# start of THE RECORDS

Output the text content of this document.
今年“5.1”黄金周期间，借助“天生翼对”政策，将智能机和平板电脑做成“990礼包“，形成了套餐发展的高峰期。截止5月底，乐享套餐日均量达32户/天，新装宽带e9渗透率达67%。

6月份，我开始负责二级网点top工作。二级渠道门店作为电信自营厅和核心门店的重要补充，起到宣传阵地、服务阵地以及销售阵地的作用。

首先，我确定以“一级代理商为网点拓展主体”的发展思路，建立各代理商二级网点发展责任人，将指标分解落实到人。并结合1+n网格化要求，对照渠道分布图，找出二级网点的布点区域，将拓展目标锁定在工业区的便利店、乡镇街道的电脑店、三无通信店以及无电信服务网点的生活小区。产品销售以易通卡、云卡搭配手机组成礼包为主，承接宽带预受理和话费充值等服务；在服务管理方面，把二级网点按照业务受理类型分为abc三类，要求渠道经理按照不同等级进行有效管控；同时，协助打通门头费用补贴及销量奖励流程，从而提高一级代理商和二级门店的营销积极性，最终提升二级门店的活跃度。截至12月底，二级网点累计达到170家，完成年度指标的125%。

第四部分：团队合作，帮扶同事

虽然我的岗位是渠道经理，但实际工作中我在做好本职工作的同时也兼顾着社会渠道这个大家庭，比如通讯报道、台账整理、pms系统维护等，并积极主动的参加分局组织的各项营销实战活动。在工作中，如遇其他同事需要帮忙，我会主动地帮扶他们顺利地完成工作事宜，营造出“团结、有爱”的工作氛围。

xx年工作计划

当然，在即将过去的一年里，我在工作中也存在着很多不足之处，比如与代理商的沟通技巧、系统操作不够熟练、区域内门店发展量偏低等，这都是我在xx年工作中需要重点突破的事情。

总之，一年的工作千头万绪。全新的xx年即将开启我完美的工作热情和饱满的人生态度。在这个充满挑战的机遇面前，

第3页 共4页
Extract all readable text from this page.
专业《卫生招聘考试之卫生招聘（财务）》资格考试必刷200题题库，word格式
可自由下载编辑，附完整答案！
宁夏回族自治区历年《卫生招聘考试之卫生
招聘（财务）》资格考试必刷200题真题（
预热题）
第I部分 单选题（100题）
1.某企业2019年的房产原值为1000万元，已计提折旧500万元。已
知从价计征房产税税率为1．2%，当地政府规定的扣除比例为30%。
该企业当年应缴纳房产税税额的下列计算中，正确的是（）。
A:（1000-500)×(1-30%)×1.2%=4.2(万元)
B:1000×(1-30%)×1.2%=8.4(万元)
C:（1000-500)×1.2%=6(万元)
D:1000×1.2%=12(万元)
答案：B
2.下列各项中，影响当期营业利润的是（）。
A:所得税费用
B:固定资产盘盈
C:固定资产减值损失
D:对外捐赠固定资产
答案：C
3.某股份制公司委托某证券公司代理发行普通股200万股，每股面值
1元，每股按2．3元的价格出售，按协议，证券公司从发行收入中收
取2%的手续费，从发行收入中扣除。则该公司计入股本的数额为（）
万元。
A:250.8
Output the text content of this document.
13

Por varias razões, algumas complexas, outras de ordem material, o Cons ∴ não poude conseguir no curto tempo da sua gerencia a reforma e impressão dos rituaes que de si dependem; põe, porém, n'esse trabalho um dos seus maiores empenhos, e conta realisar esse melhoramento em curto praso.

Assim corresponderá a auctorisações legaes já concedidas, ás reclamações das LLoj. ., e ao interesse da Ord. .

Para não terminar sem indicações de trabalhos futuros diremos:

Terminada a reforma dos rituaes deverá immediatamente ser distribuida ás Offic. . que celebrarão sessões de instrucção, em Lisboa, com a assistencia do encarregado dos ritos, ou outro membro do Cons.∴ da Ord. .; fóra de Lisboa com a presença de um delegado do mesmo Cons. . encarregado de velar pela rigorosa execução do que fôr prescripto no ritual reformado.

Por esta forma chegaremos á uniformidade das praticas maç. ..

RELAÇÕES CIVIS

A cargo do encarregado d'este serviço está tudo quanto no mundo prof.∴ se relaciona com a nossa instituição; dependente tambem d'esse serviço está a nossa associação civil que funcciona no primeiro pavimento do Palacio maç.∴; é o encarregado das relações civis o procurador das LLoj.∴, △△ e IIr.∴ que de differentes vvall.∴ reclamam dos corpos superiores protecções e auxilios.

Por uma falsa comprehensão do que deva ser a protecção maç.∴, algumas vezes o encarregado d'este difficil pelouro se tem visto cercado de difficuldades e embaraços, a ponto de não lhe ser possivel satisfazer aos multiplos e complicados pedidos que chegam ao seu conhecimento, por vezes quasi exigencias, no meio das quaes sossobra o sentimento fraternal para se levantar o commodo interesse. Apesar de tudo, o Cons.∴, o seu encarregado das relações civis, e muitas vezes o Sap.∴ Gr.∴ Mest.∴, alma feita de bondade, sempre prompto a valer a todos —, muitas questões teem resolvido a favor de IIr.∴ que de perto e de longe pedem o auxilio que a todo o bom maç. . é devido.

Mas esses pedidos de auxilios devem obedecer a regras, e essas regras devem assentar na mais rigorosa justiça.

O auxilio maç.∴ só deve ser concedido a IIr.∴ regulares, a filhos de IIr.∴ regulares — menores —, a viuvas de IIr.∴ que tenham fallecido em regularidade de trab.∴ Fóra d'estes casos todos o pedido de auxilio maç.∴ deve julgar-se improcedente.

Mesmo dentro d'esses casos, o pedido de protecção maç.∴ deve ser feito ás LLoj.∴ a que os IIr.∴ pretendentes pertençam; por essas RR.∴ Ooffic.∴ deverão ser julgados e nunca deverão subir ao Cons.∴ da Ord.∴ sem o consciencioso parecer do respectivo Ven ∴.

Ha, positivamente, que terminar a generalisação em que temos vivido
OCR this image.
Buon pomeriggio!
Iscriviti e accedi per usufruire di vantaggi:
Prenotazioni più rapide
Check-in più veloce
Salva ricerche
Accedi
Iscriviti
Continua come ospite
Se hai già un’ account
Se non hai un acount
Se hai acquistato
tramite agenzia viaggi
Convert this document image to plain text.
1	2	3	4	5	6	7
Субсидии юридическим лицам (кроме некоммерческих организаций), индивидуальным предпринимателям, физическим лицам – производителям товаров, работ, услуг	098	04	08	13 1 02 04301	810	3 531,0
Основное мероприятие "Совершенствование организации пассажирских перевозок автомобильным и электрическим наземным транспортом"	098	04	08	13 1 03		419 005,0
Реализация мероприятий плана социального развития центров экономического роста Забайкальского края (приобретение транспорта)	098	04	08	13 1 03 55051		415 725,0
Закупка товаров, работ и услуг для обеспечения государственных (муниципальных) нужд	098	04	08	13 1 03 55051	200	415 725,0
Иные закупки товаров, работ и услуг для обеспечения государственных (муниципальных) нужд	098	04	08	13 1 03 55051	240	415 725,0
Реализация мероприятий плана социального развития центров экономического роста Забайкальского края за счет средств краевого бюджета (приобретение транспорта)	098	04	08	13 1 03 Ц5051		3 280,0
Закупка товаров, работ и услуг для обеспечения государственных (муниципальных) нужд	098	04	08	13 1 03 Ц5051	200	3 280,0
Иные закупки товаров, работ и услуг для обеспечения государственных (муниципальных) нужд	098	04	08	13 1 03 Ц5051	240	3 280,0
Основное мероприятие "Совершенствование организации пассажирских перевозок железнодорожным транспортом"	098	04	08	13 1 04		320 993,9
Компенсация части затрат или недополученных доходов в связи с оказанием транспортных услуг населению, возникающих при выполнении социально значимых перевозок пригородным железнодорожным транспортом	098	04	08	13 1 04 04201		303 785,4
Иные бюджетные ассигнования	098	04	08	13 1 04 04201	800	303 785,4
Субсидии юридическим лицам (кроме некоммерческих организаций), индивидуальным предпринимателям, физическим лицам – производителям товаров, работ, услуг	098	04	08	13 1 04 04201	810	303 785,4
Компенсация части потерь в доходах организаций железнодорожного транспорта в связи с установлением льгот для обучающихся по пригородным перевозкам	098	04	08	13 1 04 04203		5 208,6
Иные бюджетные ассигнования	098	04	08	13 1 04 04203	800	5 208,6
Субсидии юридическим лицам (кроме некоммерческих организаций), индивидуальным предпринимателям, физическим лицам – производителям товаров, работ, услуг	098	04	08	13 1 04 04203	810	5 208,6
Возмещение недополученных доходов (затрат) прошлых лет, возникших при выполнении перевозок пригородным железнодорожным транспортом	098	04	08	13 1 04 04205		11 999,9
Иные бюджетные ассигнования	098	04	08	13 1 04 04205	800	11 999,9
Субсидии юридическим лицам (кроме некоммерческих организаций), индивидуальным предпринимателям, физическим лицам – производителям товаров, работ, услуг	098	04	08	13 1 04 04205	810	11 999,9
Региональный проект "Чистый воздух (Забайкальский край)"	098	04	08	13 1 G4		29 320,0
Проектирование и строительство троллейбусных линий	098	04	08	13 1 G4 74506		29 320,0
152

# end of THE RECORDS

▶ EXERCISE BRIEF:
Which lines in the listing above hold the word "Субсидии"? Show each of them.

▶ REPLY TO THE TASK:
Субсидии юридическим лицам (кроме некоммерческих организаций), индивидуальным предпринимателям, физическим лицам – производителям товаров, работ, услуг	098	04	08	13 1 02 04301	810	3 531,0
Субсидии юридическим лицам (кроме некоммерческих организаций), индивидуальным предпринимателям, физическим лицам – производителям товаров, работ, услуг	098	04	08	13 1 04 04201	810	303 785,4
Субсидии юридическим лицам (кроме некоммерческих организаций), индивидуальным предпринимателям, физическим лицам – производителям товаров, работ, услуг	098	04	08	13 1 04 04203	810	5 208,6
Субсидии юридическим лицам (кроме некоммерческих организаций), индивидуальным предпринимателям, физическим лицам – производителям товаров, работ, услуг	098	04	08	13 1 04 04205	810	11 999,9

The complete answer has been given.